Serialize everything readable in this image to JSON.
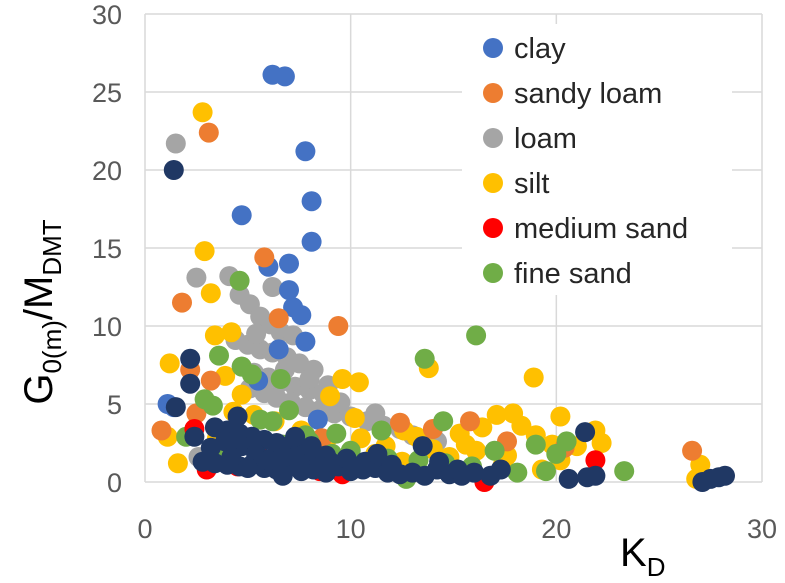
{
  "chart_data": {
    "type": "scatter",
    "title": "",
    "xlabel": {
      "main": "K",
      "sub": "D"
    },
    "ylabel": {
      "main1": "G",
      "sub1": "0(m)",
      "main2": "/M",
      "sub2": "DMT"
    },
    "xlim": [
      0,
      30
    ],
    "ylim": [
      0,
      30
    ],
    "xticks": [
      "0",
      "10",
      "20",
      "30"
    ],
    "yticks": [
      "0",
      "5",
      "10",
      "15",
      "20",
      "25",
      "30"
    ],
    "grid": true,
    "legend_position": "top-right",
    "series": [
      {
        "name": "clay",
        "color": "#4472C4",
        "points": [
          [
            6.2,
            26.1
          ],
          [
            6.8,
            26.0
          ],
          [
            7.8,
            21.2
          ],
          [
            8.1,
            18.0
          ],
          [
            4.7,
            17.1
          ],
          [
            8.1,
            15.4
          ],
          [
            6.0,
            13.8
          ],
          [
            7.0,
            14.0
          ],
          [
            7.0,
            12.3
          ],
          [
            7.2,
            11.2
          ],
          [
            7.6,
            10.7
          ],
          [
            7.8,
            9.0
          ],
          [
            6.5,
            8.5
          ],
          [
            1.1,
            5.0
          ],
          [
            1.4,
            4.8
          ],
          [
            5.5,
            6.5
          ],
          [
            8.4,
            4.0
          ]
        ]
      },
      {
        "name": "sandy loam",
        "color": "#ED7D31",
        "points": [
          [
            3.1,
            22.4
          ],
          [
            1.8,
            11.5
          ],
          [
            5.8,
            14.4
          ],
          [
            9.4,
            10.0
          ],
          [
            6.5,
            10.5
          ],
          [
            3.2,
            6.5
          ],
          [
            2.2,
            7.2
          ],
          [
            2.5,
            4.4
          ],
          [
            0.8,
            3.3
          ],
          [
            14.0,
            3.4
          ],
          [
            15.8,
            3.9
          ],
          [
            17.6,
            2.6
          ],
          [
            26.6,
            2.0
          ],
          [
            8.6,
            2.8
          ],
          [
            12.4,
            3.8
          ],
          [
            20.4,
            2.2
          ]
        ]
      },
      {
        "name": "loam",
        "color": "#A5A5A5",
        "points": [
          [
            1.5,
            21.7
          ],
          [
            2.5,
            13.1
          ],
          [
            4.1,
            13.2
          ],
          [
            4.6,
            12.0
          ],
          [
            5.1,
            11.4
          ],
          [
            5.6,
            10.6
          ],
          [
            6.1,
            10.1
          ],
          [
            6.6,
            9.6
          ],
          [
            4.4,
            9.1
          ],
          [
            5.0,
            8.8
          ],
          [
            5.6,
            8.5
          ],
          [
            6.2,
            8.3
          ],
          [
            6.9,
            8.0
          ],
          [
            7.5,
            7.6
          ],
          [
            8.2,
            7.2
          ],
          [
            4.7,
            7.4
          ],
          [
            5.3,
            7.0
          ],
          [
            6.0,
            6.7
          ],
          [
            6.6,
            6.4
          ],
          [
            7.3,
            6.1
          ],
          [
            8.0,
            5.9
          ],
          [
            8.7,
            5.6
          ],
          [
            5.1,
            6.0
          ],
          [
            5.8,
            5.7
          ],
          [
            6.4,
            5.4
          ],
          [
            7.1,
            5.1
          ],
          [
            7.8,
            4.8
          ],
          [
            8.5,
            4.6
          ],
          [
            9.2,
            4.4
          ],
          [
            10.0,
            4.2
          ],
          [
            10.8,
            3.9
          ],
          [
            11.6,
            3.6
          ],
          [
            12.4,
            3.4
          ],
          [
            6.2,
            12.5
          ],
          [
            7.2,
            9.4
          ],
          [
            8.0,
            6.6
          ],
          [
            9.5,
            5.1
          ],
          [
            11.2,
            4.4
          ],
          [
            13.0,
            3.0
          ],
          [
            14.2,
            2.6
          ],
          [
            5.4,
            9.5
          ],
          [
            6.8,
            7.2
          ],
          [
            8.9,
            6.2
          ],
          [
            2.6,
            1.6
          ]
        ]
      },
      {
        "name": "silt",
        "color": "#FFC000",
        "points": [
          [
            2.8,
            23.7
          ],
          [
            2.9,
            14.8
          ],
          [
            3.2,
            12.1
          ],
          [
            4.2,
            9.6
          ],
          [
            3.4,
            9.4
          ],
          [
            1.2,
            7.6
          ],
          [
            3.9,
            6.8
          ],
          [
            4.7,
            5.6
          ],
          [
            9.6,
            6.6
          ],
          [
            10.4,
            6.4
          ],
          [
            9.0,
            5.5
          ],
          [
            13.8,
            7.3
          ],
          [
            18.9,
            6.7
          ],
          [
            10.2,
            4.1
          ],
          [
            12.6,
            3.3
          ],
          [
            17.1,
            4.3
          ],
          [
            17.9,
            4.4
          ],
          [
            20.2,
            4.2
          ],
          [
            21.9,
            3.3
          ],
          [
            22.2,
            2.5
          ],
          [
            19.0,
            3.0
          ],
          [
            15.3,
            3.1
          ],
          [
            14.0,
            2.1
          ],
          [
            13.2,
            2.9
          ],
          [
            11.7,
            2.3
          ],
          [
            10.5,
            2.8
          ],
          [
            8.8,
            2.6
          ],
          [
            7.6,
            3.3
          ],
          [
            6.3,
            3.9
          ],
          [
            5.3,
            4.3
          ],
          [
            4.3,
            4.5
          ],
          [
            3.5,
            2.8
          ],
          [
            1.6,
            1.2
          ],
          [
            1.1,
            2.9
          ],
          [
            21.0,
            2.3
          ],
          [
            20.2,
            1.4
          ],
          [
            19.3,
            0.8
          ],
          [
            17.4,
            1.1
          ],
          [
            16.1,
            2.0
          ],
          [
            14.8,
            1.6
          ],
          [
            12.5,
            1.3
          ],
          [
            11.2,
            1.8
          ],
          [
            27.0,
            1.1
          ],
          [
            26.8,
            0.2
          ],
          [
            16.4,
            3.5
          ],
          [
            18.3,
            3.6
          ],
          [
            15.6,
            2.4
          ],
          [
            13.5,
            2.4
          ],
          [
            17.6,
            1.7
          ],
          [
            19.8,
            2.4
          ]
        ]
      },
      {
        "name": "medium sand",
        "color": "#FF0000",
        "points": [
          [
            3.0,
            0.8
          ],
          [
            2.4,
            3.4
          ],
          [
            4.5,
            1.0
          ],
          [
            8.5,
            0.7
          ],
          [
            16.5,
            0.0
          ],
          [
            21.9,
            1.4
          ],
          [
            5.5,
            2.4
          ],
          [
            7.0,
            1.3
          ],
          [
            9.6,
            0.5
          ]
        ]
      },
      {
        "name": "fine sand",
        "color": "#70AD47",
        "points": [
          [
            4.6,
            12.9
          ],
          [
            3.6,
            8.1
          ],
          [
            4.7,
            7.4
          ],
          [
            5.2,
            6.9
          ],
          [
            6.6,
            6.6
          ],
          [
            2.9,
            5.3
          ],
          [
            3.3,
            4.9
          ],
          [
            7.0,
            4.6
          ],
          [
            5.6,
            4.0
          ],
          [
            6.2,
            3.9
          ],
          [
            13.6,
            7.9
          ],
          [
            16.1,
            9.4
          ],
          [
            14.5,
            3.9
          ],
          [
            11.5,
            3.3
          ],
          [
            9.3,
            3.1
          ],
          [
            8.0,
            2.6
          ],
          [
            19.0,
            2.4
          ],
          [
            20.5,
            2.6
          ],
          [
            23.3,
            0.7
          ],
          [
            20.0,
            1.8
          ],
          [
            17.0,
            2.0
          ],
          [
            15.9,
            1.0
          ],
          [
            13.3,
            1.4
          ],
          [
            11.8,
            1.5
          ],
          [
            10.5,
            0.9
          ],
          [
            9.1,
            1.8
          ],
          [
            7.8,
            3.0
          ],
          [
            6.7,
            2.4
          ],
          [
            2.0,
            2.9
          ],
          [
            3.9,
            2.1
          ],
          [
            5.3,
            2.2
          ],
          [
            12.7,
            0.2
          ],
          [
            14.6,
            1.2
          ],
          [
            18.1,
            0.6
          ],
          [
            19.5,
            0.7
          ],
          [
            10.0,
            2.0
          ]
        ]
      },
      {
        "name": "",
        "color": "#203864",
        "points": [
          [
            1.4,
            20.0
          ],
          [
            2.2,
            7.9
          ],
          [
            2.2,
            6.3
          ],
          [
            1.5,
            4.8
          ],
          [
            4.5,
            4.2
          ],
          [
            3.4,
            3.5
          ],
          [
            4.0,
            3.3
          ],
          [
            4.6,
            3.1
          ],
          [
            5.2,
            2.9
          ],
          [
            5.8,
            2.7
          ],
          [
            6.4,
            2.5
          ],
          [
            7.0,
            2.3
          ],
          [
            7.6,
            2.1
          ],
          [
            8.2,
            1.9
          ],
          [
            8.8,
            1.7
          ],
          [
            2.8,
            1.3
          ],
          [
            3.4,
            1.2
          ],
          [
            4.0,
            1.1
          ],
          [
            4.6,
            1.0
          ],
          [
            5.2,
            1.1
          ],
          [
            5.8,
            0.9
          ],
          [
            6.4,
            0.8
          ],
          [
            7.0,
            1.0
          ],
          [
            7.6,
            0.7
          ],
          [
            8.2,
            0.8
          ],
          [
            8.8,
            0.6
          ],
          [
            9.4,
            1.0
          ],
          [
            10.0,
            0.7
          ],
          [
            10.6,
            0.8
          ],
          [
            11.2,
            0.9
          ],
          [
            11.8,
            0.6
          ],
          [
            12.4,
            0.5
          ],
          [
            13.0,
            0.6
          ],
          [
            13.6,
            0.4
          ],
          [
            14.2,
            0.8
          ],
          [
            14.8,
            0.5
          ],
          [
            15.4,
            0.4
          ],
          [
            16.0,
            0.6
          ],
          [
            17.3,
            0.8
          ],
          [
            21.4,
            3.2
          ],
          [
            20.6,
            0.2
          ],
          [
            21.5,
            0.3
          ],
          [
            21.9,
            0.4
          ],
          [
            27.1,
            0.0
          ],
          [
            27.5,
            0.2
          ],
          [
            27.9,
            0.3
          ],
          [
            28.2,
            0.4
          ],
          [
            2.4,
            2.9
          ],
          [
            3.2,
            2.2
          ],
          [
            3.9,
            2.6
          ],
          [
            4.7,
            2.3
          ],
          [
            5.4,
            1.8
          ],
          [
            6.1,
            1.5
          ],
          [
            6.8,
            1.6
          ],
          [
            7.5,
            1.2
          ],
          [
            8.1,
            2.3
          ],
          [
            9.0,
            1.3
          ],
          [
            9.8,
            1.5
          ],
          [
            10.7,
            1.3
          ],
          [
            11.3,
            1.8
          ],
          [
            12.0,
            1.1
          ],
          [
            13.5,
            2.3
          ],
          [
            14.3,
            1.3
          ],
          [
            15.2,
            0.8
          ],
          [
            16.8,
            0.4
          ],
          [
            4.2,
            1.6
          ],
          [
            5.0,
            0.9
          ],
          [
            6.0,
            1.4
          ],
          [
            6.7,
            0.4
          ],
          [
            7.3,
            2.9
          ],
          [
            8.5,
            1.0
          ]
        ]
      }
    ]
  }
}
★ ★ ★ ★ ★ ★ ★
- [Task prompt]
Write down every line of the data above that includes the string "color".

- [Solution to the exercise]
        "color": "#4472C4",
        "color": "#ED7D31",
        "color": "#A5A5A5",
        "color": "#FFC000",
        "color": "#FF0000",
        "color": "#70AD47",
        "color": "#203864",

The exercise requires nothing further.